§ **To be done**: Using the listing below, please gather every line containing the word "ylabel".

+===+

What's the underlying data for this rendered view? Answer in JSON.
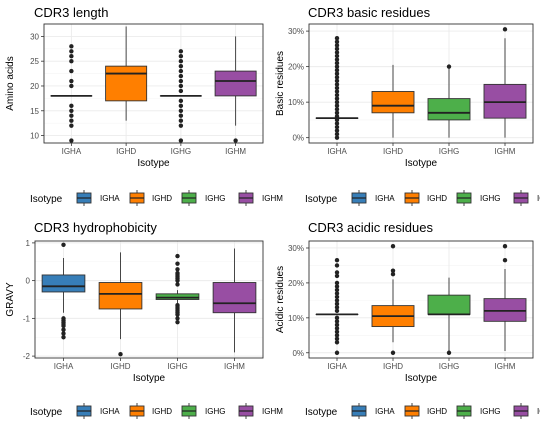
{
  "colors": {
    "IGHA": "#377eb8",
    "IGHD": "#ff7f00",
    "IGHG": "#4daf4a",
    "IGHM": "#984ea3",
    "grid_major": "#ebebeb",
    "grid_minor": "#f4f4f4",
    "panel_border": "#333333",
    "outlier": "#222222"
  },
  "chart_data": [
    {
      "type": "box",
      "title": "CDR3 length",
      "xlabel": "Isotype",
      "ylabel": "Amino acids",
      "categories": [
        "IGHA",
        "IGHD",
        "IGHG",
        "IGHM"
      ],
      "ylim": [
        8.5,
        32.5
      ],
      "yticks": [
        10,
        15,
        20,
        25,
        30
      ],
      "ytick_labels": [
        "10",
        "15",
        "20",
        "25",
        "30"
      ],
      "legend": {
        "title": "Isotype",
        "position": "bottom"
      },
      "boxes": [
        {
          "q1": 18,
          "median": 18,
          "q3": 18,
          "whisker_low": 18,
          "whisker_high": 18,
          "outliers": [
            9,
            12,
            13,
            14,
            15,
            16,
            20,
            21,
            23,
            25,
            26,
            27,
            28
          ]
        },
        {
          "q1": 17,
          "median": 22.5,
          "q3": 24,
          "whisker_low": 13,
          "whisker_high": 32,
          "outliers": []
        },
        {
          "q1": 18,
          "median": 18,
          "q3": 18,
          "whisker_low": 18,
          "whisker_high": 18,
          "outliers": [
            9,
            12,
            13,
            14,
            15,
            16,
            17,
            19,
            20,
            21,
            22,
            23,
            24,
            25,
            26,
            27
          ]
        },
        {
          "q1": 18,
          "median": 21,
          "q3": 23,
          "whisker_low": 12,
          "whisker_high": 30,
          "outliers": [
            9
          ]
        }
      ]
    },
    {
      "type": "box",
      "title": "CDR3 basic residues",
      "xlabel": "Isotype",
      "ylabel": "Basic residues",
      "categories": [
        "IGHA",
        "IGHD",
        "IGHG",
        "IGHM"
      ],
      "ylim": [
        -1.5,
        32
      ],
      "yticks": [
        0,
        10,
        20,
        30
      ],
      "ytick_labels": [
        "0%",
        "10%",
        "20%",
        "30%"
      ],
      "legend": {
        "title": "Isotype",
        "position": "bottom"
      },
      "boxes": [
        {
          "q1": 5.5,
          "median": 5.5,
          "q3": 5.5,
          "whisker_low": 5.5,
          "whisker_high": 5.5,
          "outliers": [
            0,
            1,
            2,
            3,
            4,
            5,
            6,
            7,
            8,
            9,
            10,
            11,
            12,
            13,
            14,
            15,
            16,
            17,
            18,
            19,
            20,
            21,
            22,
            23,
            24,
            25,
            26,
            27,
            28
          ]
        },
        {
          "q1": 7,
          "median": 9,
          "q3": 13,
          "whisker_low": 0,
          "whisker_high": 20.5,
          "outliers": []
        },
        {
          "q1": 5,
          "median": 7,
          "q3": 11,
          "whisker_low": 0,
          "whisker_high": 20,
          "outliers": [
            20
          ]
        },
        {
          "q1": 5.5,
          "median": 10,
          "q3": 15,
          "whisker_low": 0,
          "whisker_high": 28,
          "outliers": [
            30.5
          ]
        }
      ]
    },
    {
      "type": "box",
      "title": "CDR3 hydrophobicity",
      "xlabel": "Isotype",
      "ylabel": "GRAVY",
      "categories": [
        "IGHA",
        "IGHD",
        "IGHG",
        "IGHM"
      ],
      "ylim": [
        -2.05,
        1.05
      ],
      "yticks": [
        -2,
        -1,
        0,
        1
      ],
      "ytick_labels": [
        "-2",
        "-1",
        "0",
        "1"
      ],
      "legend": {
        "title": "Isotype",
        "position": "bottom"
      },
      "boxes": [
        {
          "q1": -0.3,
          "median": -0.15,
          "q3": 0.15,
          "whisker_low": -0.85,
          "whisker_high": 0.6,
          "outliers": [
            -1.0,
            -1.05,
            -1.1,
            -1.15,
            -1.2,
            -1.3,
            -1.4,
            -1.5,
            0.95
          ]
        },
        {
          "q1": -0.75,
          "median": -0.35,
          "q3": -0.05,
          "whisker_low": -1.55,
          "whisker_high": 0.75,
          "outliers": [
            -1.95
          ]
        },
        {
          "q1": -0.5,
          "median": -0.45,
          "q3": -0.35,
          "whisker_low": -0.6,
          "whisker_high": -0.25,
          "outliers": [
            -0.65,
            -0.7,
            -0.75,
            -0.8,
            -0.85,
            -0.9,
            -1.0,
            -1.1,
            -0.1,
            0.0,
            0.05,
            0.1,
            0.15,
            0.2,
            0.3,
            0.45,
            0.65
          ]
        },
        {
          "q1": -0.85,
          "median": -0.6,
          "q3": -0.05,
          "whisker_low": -1.9,
          "whisker_high": 0.85,
          "outliers": []
        }
      ]
    },
    {
      "type": "box",
      "title": "CDR3 acidic residues",
      "xlabel": "Isotype",
      "ylabel": "Acidic residues",
      "categories": [
        "IGHA",
        "IGHD",
        "IGHG",
        "IGHM"
      ],
      "ylim": [
        -1.5,
        32
      ],
      "yticks": [
        0,
        10,
        20,
        30
      ],
      "ytick_labels": [
        "0%",
        "10%",
        "20%",
        "30%"
      ],
      "legend": {
        "title": "Isotype",
        "position": "bottom"
      },
      "boxes": [
        {
          "q1": 11,
          "median": 11,
          "q3": 11,
          "whisker_low": 11,
          "whisker_high": 11,
          "outliers": [
            0,
            3,
            4,
            5,
            6,
            7,
            8,
            9,
            10,
            12,
            13,
            14,
            15,
            16,
            17,
            18,
            19,
            20,
            22,
            23,
            25,
            26.5
          ]
        },
        {
          "q1": 7.5,
          "median": 10.5,
          "q3": 13.5,
          "whisker_low": 3,
          "whisker_high": 21,
          "outliers": [
            0,
            22.5,
            23.5,
            30.5
          ]
        },
        {
          "q1": 11,
          "median": 11,
          "q3": 16.5,
          "whisker_low": 0,
          "whisker_high": 21.5,
          "outliers": [
            0
          ]
        },
        {
          "q1": 9,
          "median": 12,
          "q3": 15.5,
          "whisker_low": 0.5,
          "whisker_high": 24,
          "outliers": [
            26.5,
            30.5
          ]
        }
      ]
    }
  ]
}
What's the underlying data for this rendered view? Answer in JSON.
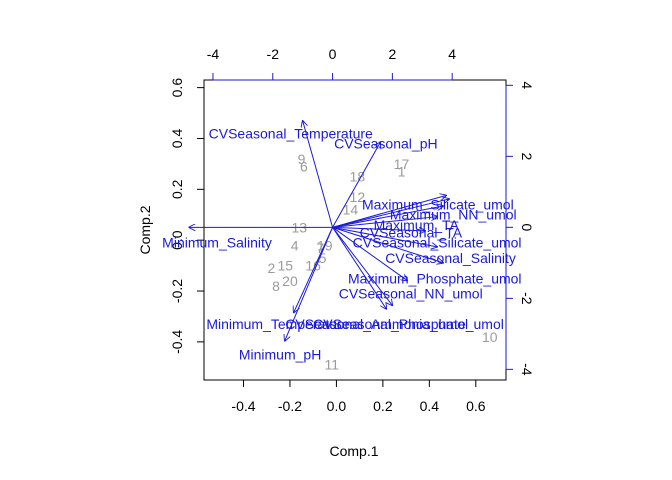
{
  "chart_data": {
    "type": "scatter",
    "subtype": "biplot",
    "xlabel": "Comp.1",
    "ylabel": "Comp.2",
    "primary_axes": {
      "xlim": [
        -0.57,
        0.73
      ],
      "ylim": [
        -0.55,
        0.63
      ],
      "x_ticks": [
        -0.4,
        -0.2,
        0.0,
        0.2,
        0.4,
        0.6
      ],
      "x_tick_labels": [
        "-0.4",
        "-0.2",
        "0.0",
        "0.2",
        "0.4",
        "0.6"
      ],
      "y_ticks": [
        -0.4,
        -0.2,
        0.0,
        0.2,
        0.4,
        0.6
      ],
      "y_tick_labels": [
        "-0.4",
        "-0.2",
        "0.0",
        "0.2",
        "0.4",
        "0.6"
      ]
    },
    "secondary_axes": {
      "color": "#1a1adb",
      "xlim": [
        -4.3,
        5.8
      ],
      "ylim": [
        -4.3,
        4.15
      ],
      "x_ticks": [
        -4,
        -2,
        0,
        2,
        4
      ],
      "x_tick_labels": [
        "-4",
        "-2",
        "0",
        "2",
        "4"
      ],
      "y_ticks": [
        -4,
        -2,
        0,
        2,
        4
      ],
      "y_tick_labels": [
        "-4",
        "-2",
        "0",
        "2",
        "4"
      ]
    },
    "observations": [
      {
        "label": "1",
        "x": 0.28,
        "y": 0.27
      },
      {
        "label": "2",
        "x": -0.28,
        "y": -0.11
      },
      {
        "label": "4",
        "x": -0.18,
        "y": -0.02
      },
      {
        "label": "5",
        "x": -0.06,
        "y": -0.07
      },
      {
        "label": "6",
        "x": -0.14,
        "y": 0.29
      },
      {
        "label": "7",
        "x": -0.07,
        "y": -0.03
      },
      {
        "label": "8",
        "x": -0.26,
        "y": -0.18
      },
      {
        "label": "9",
        "x": -0.15,
        "y": 0.32
      },
      {
        "label": "10",
        "x": 0.66,
        "y": -0.38
      },
      {
        "label": "11",
        "x": -0.02,
        "y": -0.49
      },
      {
        "label": "12",
        "x": 0.09,
        "y": 0.17
      },
      {
        "label": "13",
        "x": -0.16,
        "y": 0.05
      },
      {
        "label": "14",
        "x": 0.06,
        "y": 0.12
      },
      {
        "label": "15",
        "x": -0.22,
        "y": -0.1
      },
      {
        "label": "16",
        "x": -0.1,
        "y": -0.1
      },
      {
        "label": "17",
        "x": 0.28,
        "y": 0.3
      },
      {
        "label": "18",
        "x": 0.09,
        "y": 0.25
      },
      {
        "label": "19",
        "x": -0.05,
        "y": -0.02
      },
      {
        "label": "20",
        "x": -0.2,
        "y": -0.16
      }
    ],
    "loadings": [
      {
        "name": "CVSeasonal_Temperature",
        "x": -1.0,
        "y": 3.0,
        "label_x": -0.55,
        "label_y": 0.42,
        "anchor": "start"
      },
      {
        "name": "CVSeasonal_pH",
        "x": 1.6,
        "y": 2.4,
        "label_x": -0.01,
        "label_y": 0.38,
        "anchor": "start"
      },
      {
        "name": "Maximum_Silicate_umol",
        "x": 3.8,
        "y": 0.9,
        "label_x": 0.11,
        "label_y": 0.14,
        "anchor": "start"
      },
      {
        "name": "Maximum_NN_umol",
        "x": 3.9,
        "y": 0.8,
        "label_x": 0.23,
        "label_y": 0.1,
        "anchor": "start"
      },
      {
        "name": "Maximum_TA",
        "x": 3.7,
        "y": 0.6,
        "label_x": 0.16,
        "label_y": 0.06,
        "anchor": "start"
      },
      {
        "name": "CVSeasonal_TA",
        "x": 3.5,
        "y": 0.3,
        "label_x": 0.1,
        "label_y": 0.03,
        "anchor": "start"
      },
      {
        "name": "Minimum_Salinity",
        "x": -4.8,
        "y": 0.0,
        "label_x": -0.75,
        "label_y": -0.01,
        "anchor": "start"
      },
      {
        "name": "CVSeasonal_Silicate_umol",
        "x": 3.1,
        "y": -0.1,
        "label_x": 0.07,
        "label_y": -0.01,
        "anchor": "start"
      },
      {
        "name": "CVSeasonal_Salinity",
        "x": 3.5,
        "y": -0.55,
        "label_x": 0.21,
        "label_y": -0.07,
        "anchor": "start"
      },
      {
        "name": "Maximum_Phosphate_umol",
        "x": 3.7,
        "y": -1.0,
        "label_x": 0.05,
        "label_y": -0.15,
        "anchor": "start"
      },
      {
        "name": "CVSeasonal_NN_umol",
        "x": 2.5,
        "y": -1.5,
        "label_x": 0.01,
        "label_y": -0.21,
        "anchor": "start"
      },
      {
        "name": "Minimum_Temperature",
        "x": -1.3,
        "y": -2.4,
        "label_x": -0.56,
        "label_y": -0.33,
        "anchor": "start"
      },
      {
        "name": "CVSeasonal_Ammonia_umol",
        "x": 1.8,
        "y": -2.3,
        "label_x": -0.22,
        "label_y": -0.33,
        "anchor": "start"
      },
      {
        "name": "CVSeasonal_Phosphate_umol",
        "x": 2.0,
        "y": -2.2,
        "label_x": -0.1,
        "label_y": -0.33,
        "anchor": "start"
      },
      {
        "name": "Minimum_pH",
        "x": -1.6,
        "y": -3.2,
        "label_x": -0.42,
        "label_y": -0.45,
        "anchor": "start"
      }
    ]
  }
}
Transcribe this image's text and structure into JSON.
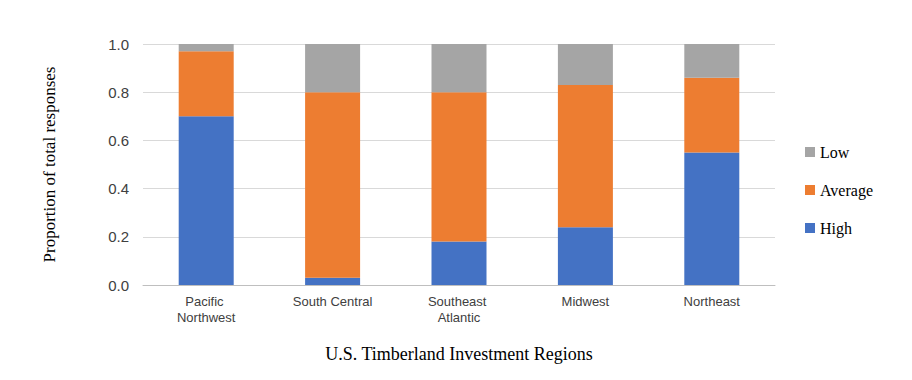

+===+

§ **Problem solution**:
      "ylabel": "Amino acids",
      "ylabel": "Basic residues",
      "ylabel": "GRAVY",
      "ylabel": "Acidic residues",
    "ylabel": "Comp.2",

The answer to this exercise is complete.